---------- TASK INPUTS
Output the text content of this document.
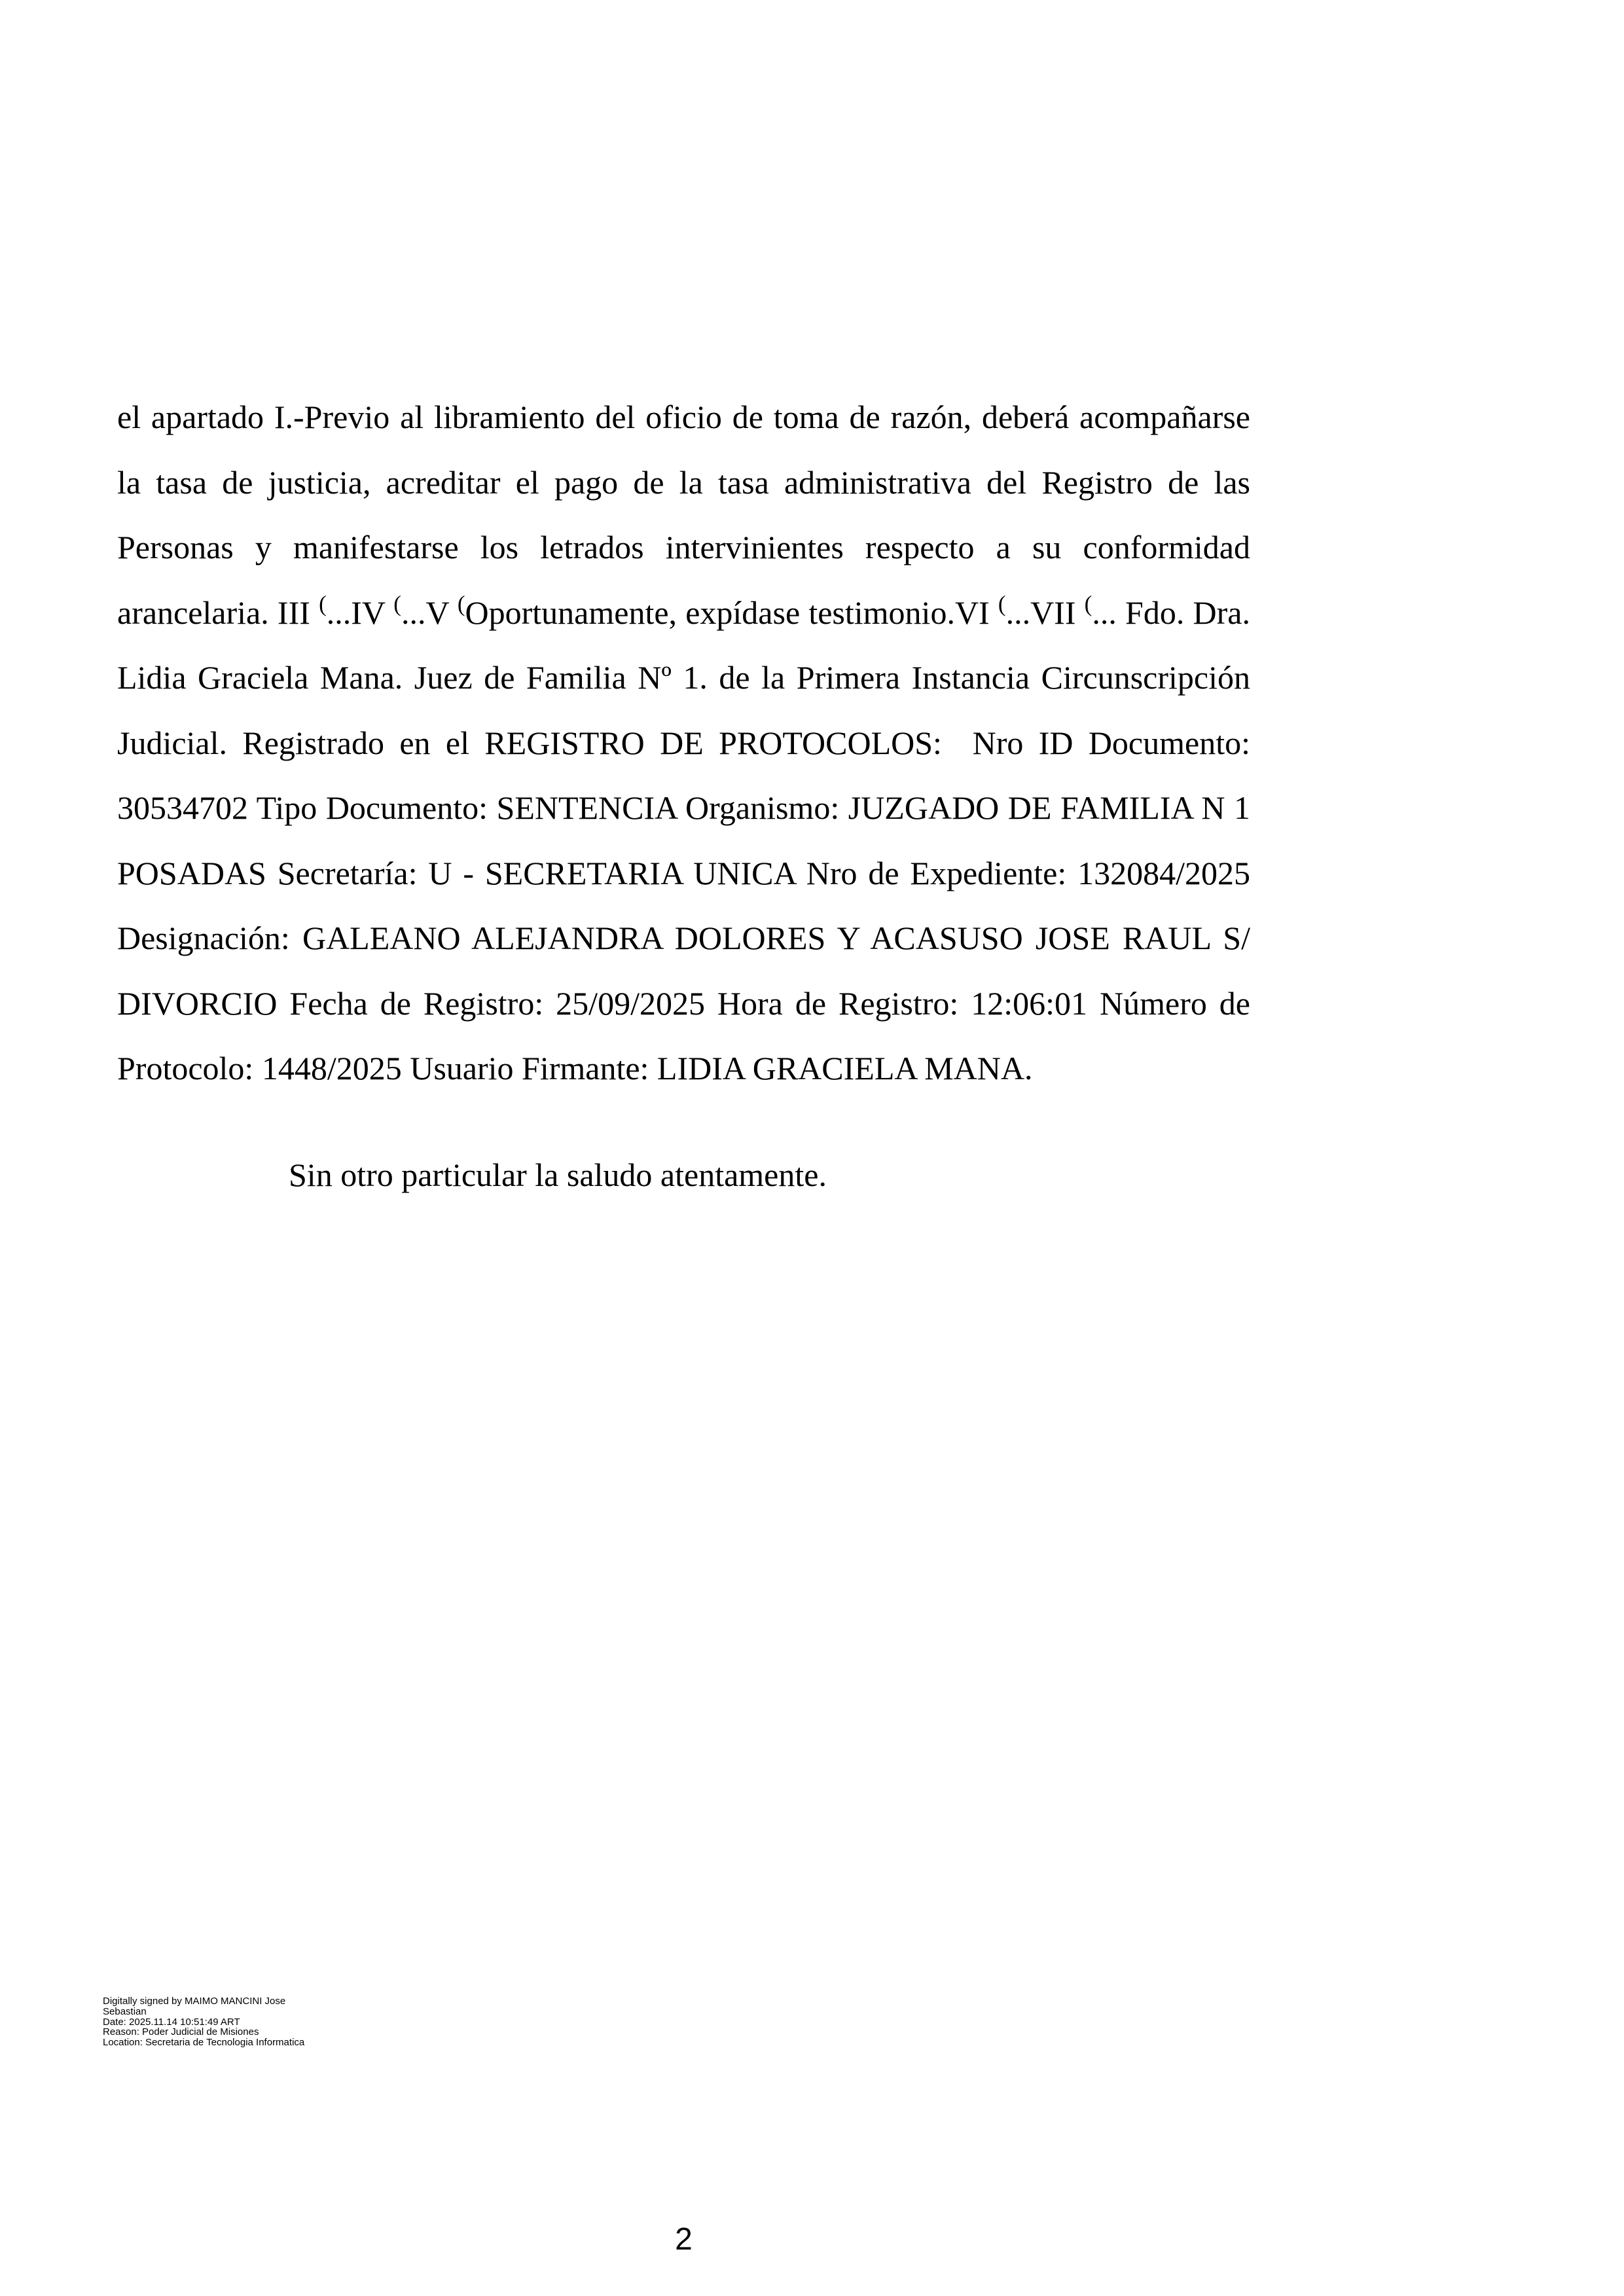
el apartado I.-Previo al libramiento del oficio de toma de razón, deberá acompañarse la tasa de justicia, acreditar el pago de la tasa administrativa del Registro de las Personas y manifestarse los letrados intervinientes respecto a su conformidad arancelaria. III (...IV (...V (Oportunamente, expídase testimonio.VI (...VII (... Fdo. Dra. Lidia Graciela Mana. Juez de Familia Nº 1. de la Primera Instancia Circunscripción Judicial. Registrado en el REGISTRO DE PROTOCOLOS:  Nro ID Documento: 30534702 Tipo Documento: SENTENCIA Organismo: JUZGADO DE FAMILIA N 1 POSADAS Secretaría: U - SECRETARIA UNICA Nro de Expediente: 132084/2025 Designación: GALEANO ALEJANDRA DOLORES Y ACASUSO JOSE RAUL S/ DIVORCIO Fecha de Registro: 25/09/2025 Hora de Registro: 12:06:01 Número de Protocolo: 1448/2025 Usuario Firmante: LIDIA GRACIELA MANA.

Sin otro particular la saludo atentamente.

Digitally signed by MAIMO MANCINI Jose Sebastian
Date: 2025.11.14 10:51:49 ART
Reason: Poder Judicial de Misiones
Location: Secretaria de Tecnologia Informatica
2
--------------------
▶ _TASK INSTRUCTIONS_
Repeat the records above exactly, omitting every picture.

▶ _CORRECT RESULT_
Output the text content of this document.
el apartado I.-Previo al libramiento del oficio de toma de razón, deberá acompañarse la tasa de justicia, acreditar el pago de la tasa administrativa del Registro de las Personas y manifestarse los letrados intervinientes respecto a su conformidad arancelaria. III (...IV (...V (Oportunamente, expídase testimonio.VI (...VII (... Fdo. Dra. Lidia Graciela Mana. Juez de Familia Nº 1. de la Primera Instancia Circunscripción Judicial. Registrado en el REGISTRO DE PROTOCOLOS:  Nro ID Documento: 30534702 Tipo Documento: SENTENCIA Organismo: JUZGADO DE FAMILIA N 1 POSADAS Secretaría: U - SECRETARIA UNICA Nro de Expediente: 132084/2025 Designación: GALEANO ALEJANDRA DOLORES Y ACASUSO JOSE RAUL S/ DIVORCIO Fecha de Registro: 25/09/2025 Hora de Registro: 12:06:01 Número de Protocolo: 1448/2025 Usuario Firmante: LIDIA GRACIELA MANA.

Sin otro particular la saludo atentamente.

Digitally signed by MAIMO MANCINI Jose Sebastian
Date: 2025.11.14 10:51:49 ART
Reason: Poder Judicial de Misiones
Location: Secretaria de Tecnologia Informatica
2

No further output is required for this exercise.